### THE PROBLEM
Check every line below for the string "million", and copy the lines that contain it.

Collected data entries

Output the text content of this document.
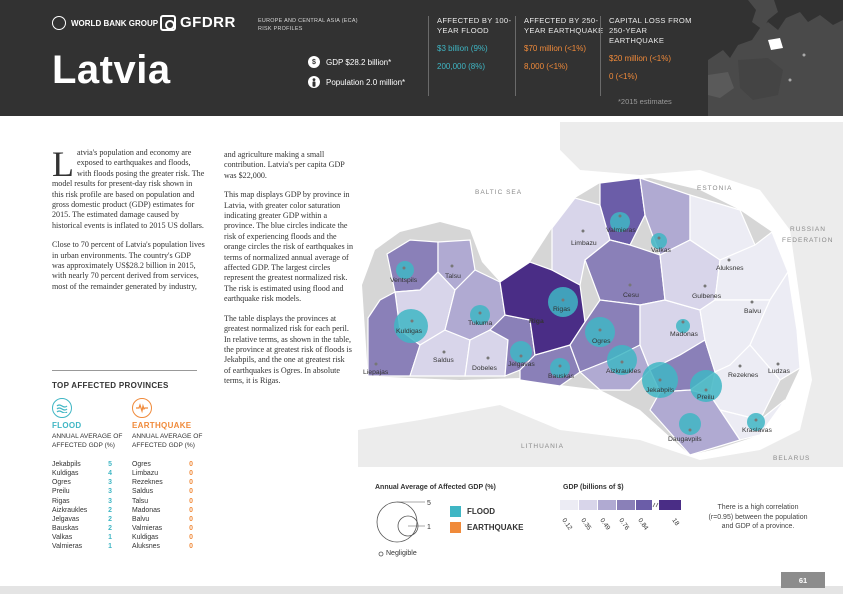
WORLD BANK GROUP GFDRR	EUROPE AND CENTRAL ASIA (ECA) RISK PROFILES
Latvia	$	GDP $28.2 billion*
Population 2.0 million*
AFFECTED BY 100-YEAR FLOOD
$3 billion (9%)
200,000 (8%)
AFFECTED BY 250-YEAR EARTHQUAKE
$70 million (<1%)
8,000 (<1%)
CAPITAL LOSS FROM 250-YEAR EARTHQUAKE
$20 million (<1%)
0 (<1%)
*2015 estimates

Latvia's population and economy are exposed to earthquakes and floods, with floods posing the greater risk. The model results for present-day risk shown in this risk profile are based on population and gross domestic product (GDP) estimates for 2015. The estimated damage caused by historical events is inflated to 2015 US dollars.

Close to 70 percent of Latvia's population lives in urban environments. The country's GDP was approximately US$28.2 billion in 2015, with nearly 70 percent derived from services, most of the remainder generated by industry,

and agriculture making a small contribution. Latvia's per capita GDP was $22,000.

This map displays GDP by province in Latvia, with greater color saturation indicating greater GDP within a province. The blue circles indicate the risk of experiencing floods and the orange circles the risk of earthquakes in terms of normalized annual average of affected GDP. The largest circles represent the greatest normalized risk. The risk is estimated using flood and earthquake risk models.

The table displays the provinces at greatest normalized risk for each peril. In relative terms, as shown in the table, the province at greatest risk of floods is Jekabpils, and the one at greatest risk of earthquakes is Ogres. In absolute terms, it is Rigas.

TOP AFFECTED PROVINCES
FLOOD	EARTHQUAKE
ANNUAL AVERAGE OF AFFECTED GDP (%)
ANNUAL AVERAGE OF AFFECTED GDP (%)
Jekabpils	5
Kuldigas	4
Ogres	3
Preilu	3
Rigas	3
Aizkraukles	2
Jelgavas	2
Bauskas	2
Valkas	1
Valmieras	1
Ogres	0
Limbazu	0
Rezeknes	0
Saldus	0
Talsu	0
Madonas	0
Balvu	0
Valmieras	0
Kuldigas	0
Aluksnes	0
BALTIC SEA
ESTONIA
RUSSIAN
FEDERATION
LITHUANIA
BELARUS
Valmieras
Limbazu
Valkas
Aluksnes
Ventspils
Talsu
Cesu	Gulbenes
Balvu
Kuldigas
Tukuma	Riga
Rigas
Ogres
Madonas
Saldus
Dobeles
Jelgavas
Bauskas
Aizkraukles
Jekabpils
Rezeknes
Ludzas
Liepajas
Preilu
Kraslavas
Daugavpils
Annual Average of Affected GDP (%)
5
1
Negligible
FLOOD
EARTHQUAKE
GDP (billions of $)
0.12 0.35 0.49 0.76 0.84	18
There is a high correlation (r=0.95) between the population and GDP of a province.
61
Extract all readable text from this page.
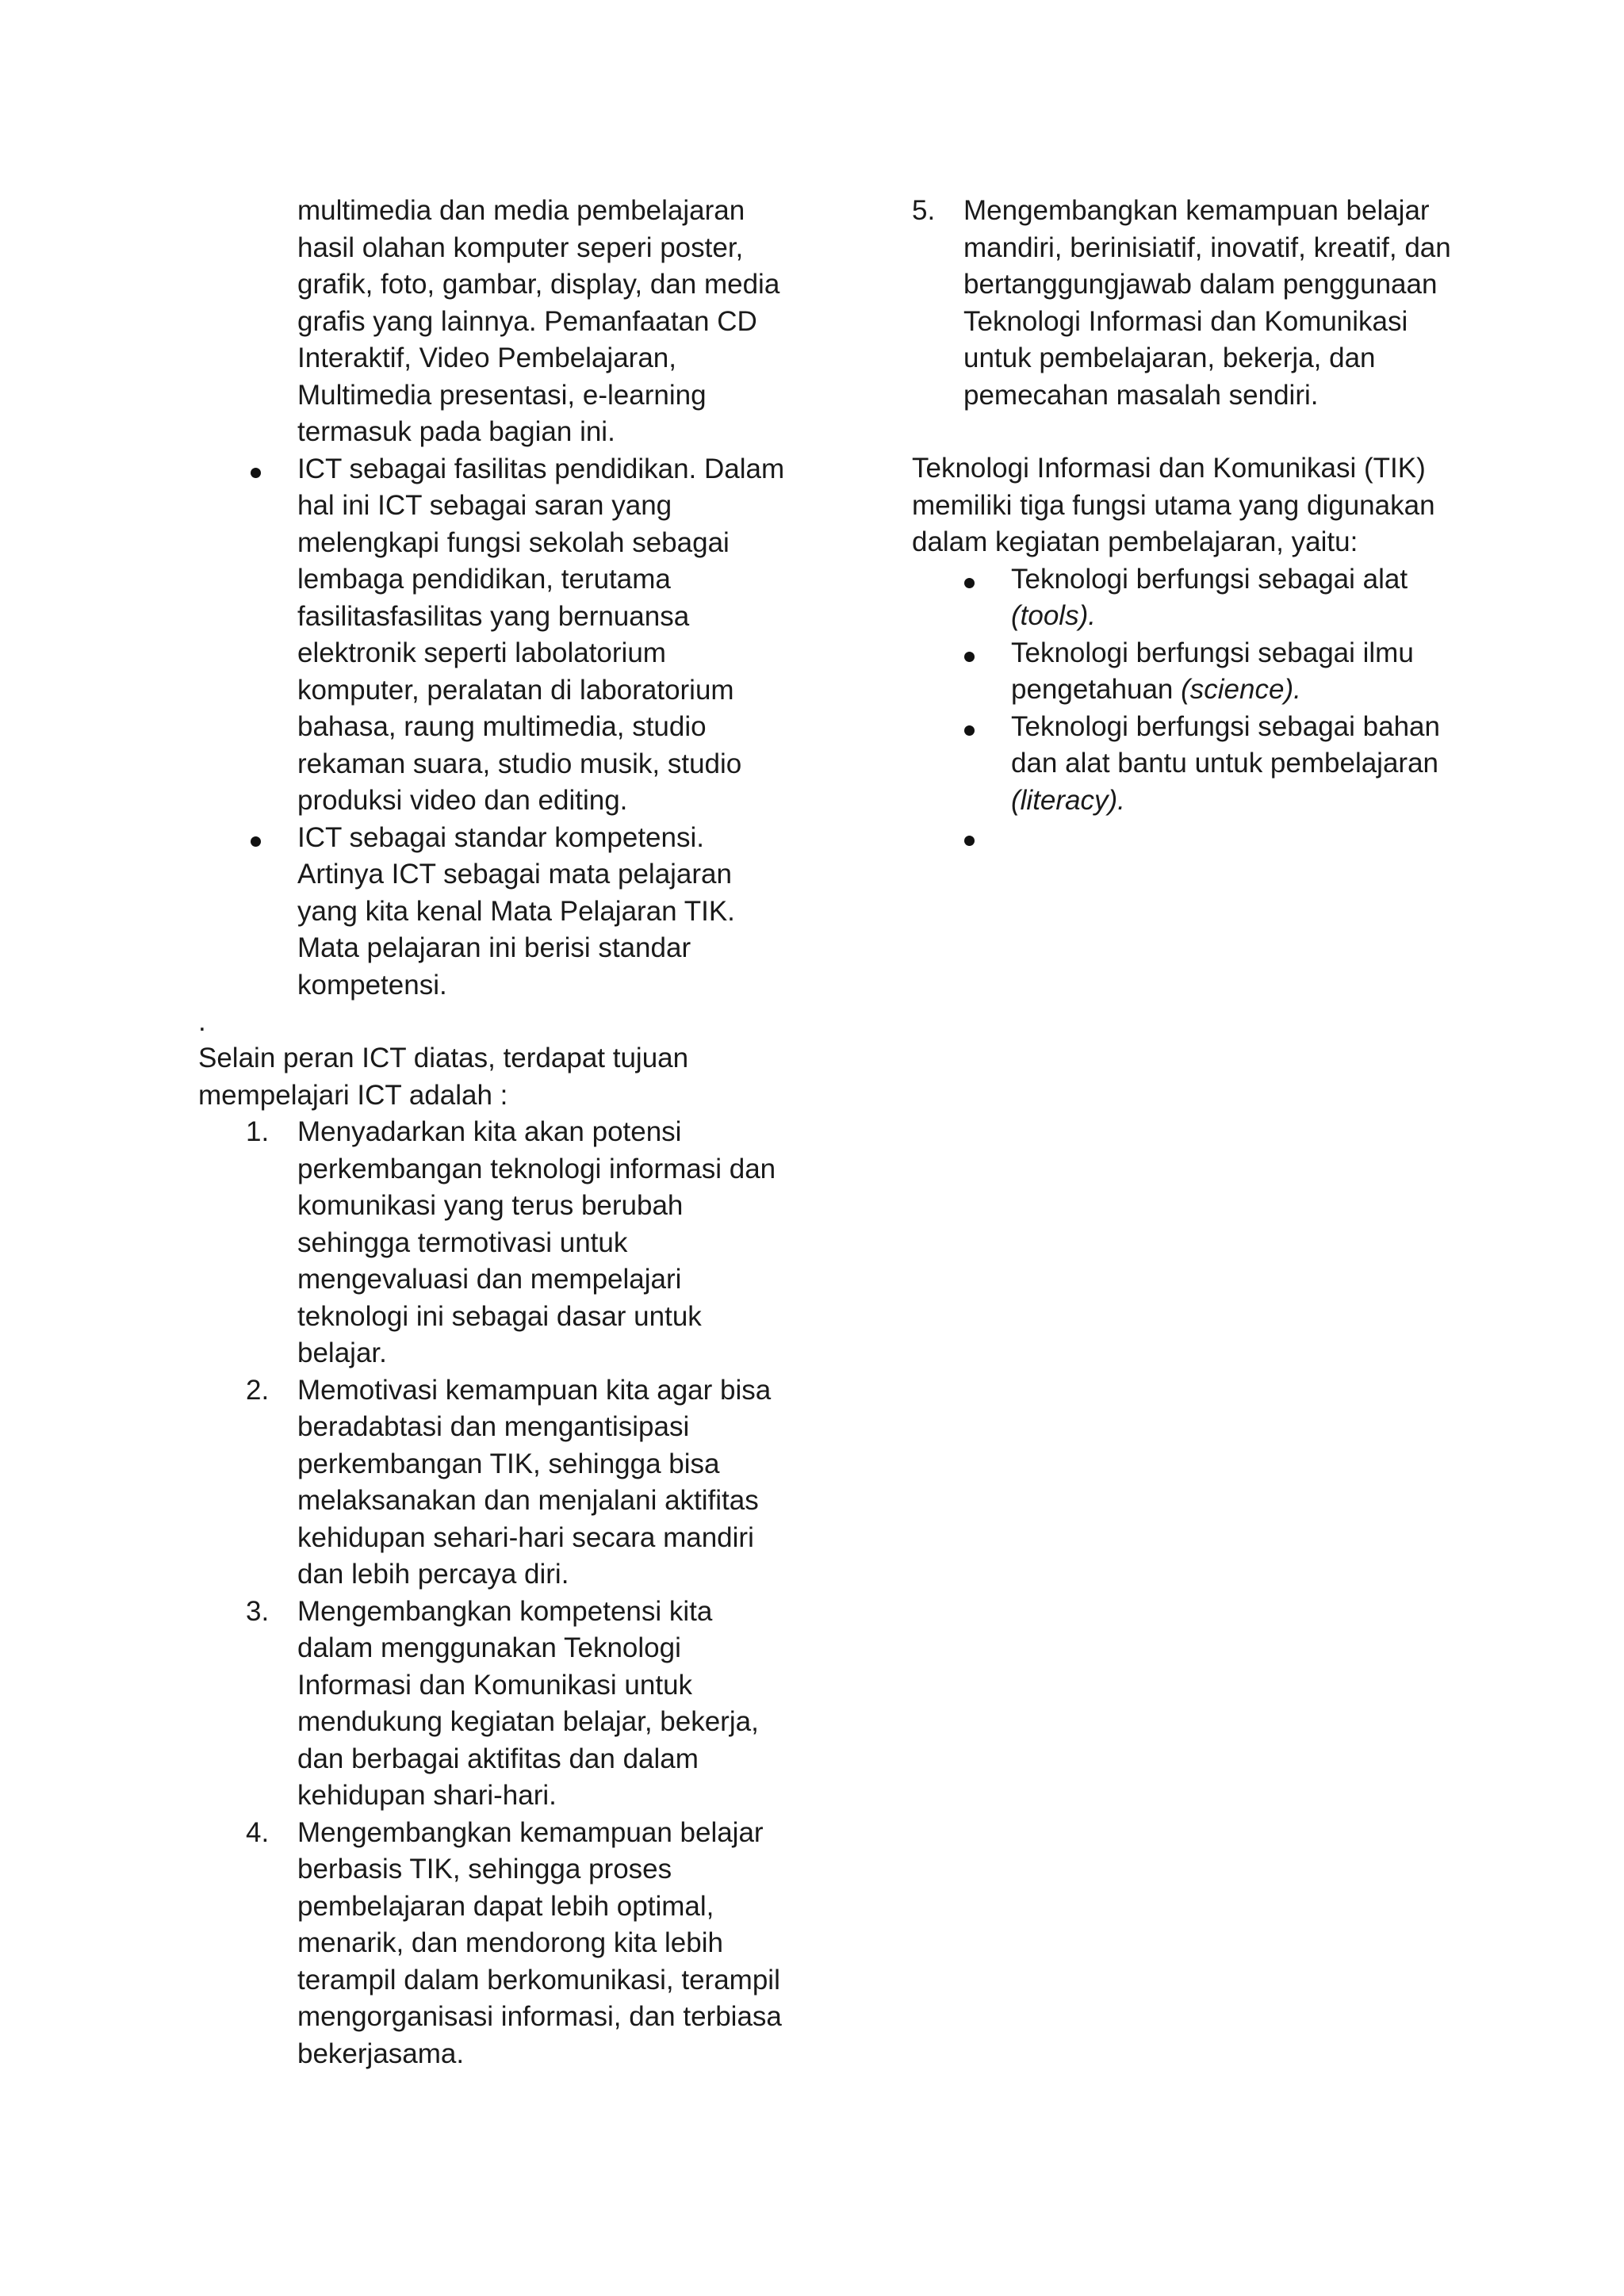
multimedia dan media pembelajaran hasil olahan komputer seperi poster, grafik, foto, gambar, display, dan media grafis yang lainnya. Pemanfaatan CD Interaktif, Video Pembelajaran, Multimedia presentasi, e-learning termasuk pada bagian ini.

ICT sebagai fasilitas pendidikan. Dalam hal ini ICT sebagai saran yang melengkapi fungsi sekolah sebagai lembaga pendidikan, terutama fasilitasfasilitas yang bernuansa elektronik seperti labolatorium komputer, peralatan di laboratorium bahasa, raung multimedia, studio rekaman suara, studio musik, studio produksi video dan editing.
ICT sebagai standar kompetensi. Artinya ICT sebagai mata pelajaran yang kita kenal Mata Pelajaran TIK. Mata pelajaran ini berisi standar kompetensi.
.

Selain peran ICT diatas, terdapat tujuan mempelajari ICT adalah :

1. Menyadarkan kita akan potensi perkembangan teknologi informasi dan komunikasi yang terus berubah sehingga termotivasi untuk mengevaluasi dan mempelajari teknologi ini sebagai dasar untuk belajar.
2. Memotivasi kemampuan kita agar bisa beradabtasi dan mengantisipasi perkembangan TIK, sehingga bisa melaksanakan dan menjalani aktifitas kehidupan sehari-hari secara mandiri dan lebih percaya diri.
3. Mengembangkan kompetensi kita dalam menggunakan Teknologi Informasi dan Komunikasi untuk mendukung kegiatan belajar, bekerja, dan berbagai aktifitas dan dalam kehidupan shari-hari.
4. Mengembangkan kemampuan belajar berbasis TIK, sehingga proses pembelajaran dapat lebih optimal, menarik, dan mendorong kita lebih terampil dalam berkomunikasi, terampil mengorganisasi informasi, dan terbiasa bekerjasama.
5. Mengembangkan kemampuan belajar mandiri, berinisiatif, inovatif, kreatif, dan bertanggungjawab dalam penggunaan Teknologi Informasi dan Komunikasi untuk pembelajaran, bekerja, dan pemecahan masalah sendiri.

Teknologi Informasi dan Komunikasi (TIK) memiliki tiga fungsi utama yang digunakan dalam kegiatan pembelajaran, yaitu:

Teknologi berfungsi sebagai alat (tools).
Teknologi berfungsi sebagai ilmu pengetahuan (science).
Teknologi berfungsi sebagai bahan dan alat bantu untuk pembelajaran (literacy).
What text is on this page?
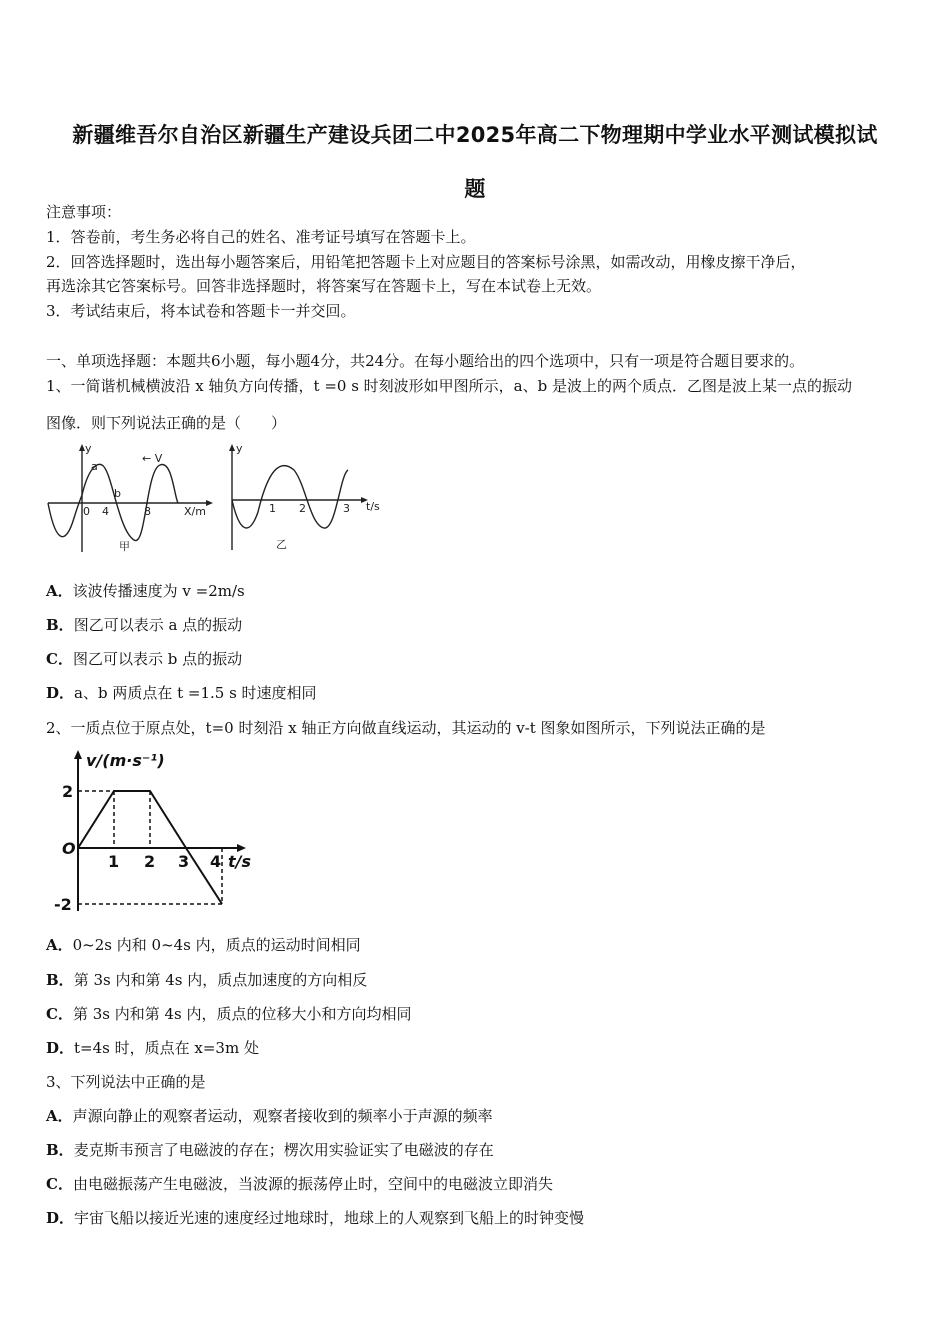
新疆维吾尔自治区新疆生产建设兵团二中2025年高二下物理期中学业水平测试模拟试
题
注意事项：
1．答卷前，考生务必将自己的姓名、准考证号填写在答题卡上。
2．回答选择题时，选出每小题答案后，用铅笔把答题卡上对应题目的答案标号涂黑，如需改动，用橡皮擦干净后，
再选涂其它答案标号。回答非选择题时，将答案写在答题卡上，写在本试卷上无效。
3．考试结束后，将本试卷和答题卡一并交回。
一、单项选择题：本题共6小题，每小题4分，共24分。在每小题给出的四个选项中，只有一项是符合题目要求的。
1、一简谐机械横波沿 x 轴负方向传播，t =0 s 时刻波形如甲图所示，a、b 是波上的两个质点．乙图是波上某一点的振动
图像．则下列说法正确的是（　　）
y
a
b
← V
0 4	8	X/m
甲
y
1 2	3 t/s
乙
A．该波传播速度为 v =2m/s
B．图乙可以表示 a 点的振动
C．图乙可以表示 b 点的振动
D．a、b 两质点在 t =1.5 s 时速度相同
2、一质点位于原点处，t=0 时刻沿 x 轴正方向做直线运动，其运动的 v-t 图象如图所示，下列说法正确的是
v/(m·s⁻¹)
2
O
-2
1 2 3 4 t/s
A．0~2s 内和 0~4s 内，质点的运动时间相同
B．第 3s 内和第 4s 内，质点加速度的方向相反
C．第 3s 内和第 4s 内，质点的位移大小和方向均相同
D．t=4s 时，质点在 x=3m 处
3、下列说法中正确的是
A．声源向静止的观察者运动，观察者接收到的频率小于声源的频率
B．麦克斯韦预言了电磁波的存在；楞次用实验证实了电磁波的存在
C．由电磁振荡产生电磁波，当波源的振荡停止时，空间中的电磁波立即消失
D．宇宙飞船以接近光速的速度经过地球时，地球上的人观察到飞船上的时钟变慢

### CORRECT ANSWER
Population 2.0 million*
$70 million (<1%)
$20 million (<1%)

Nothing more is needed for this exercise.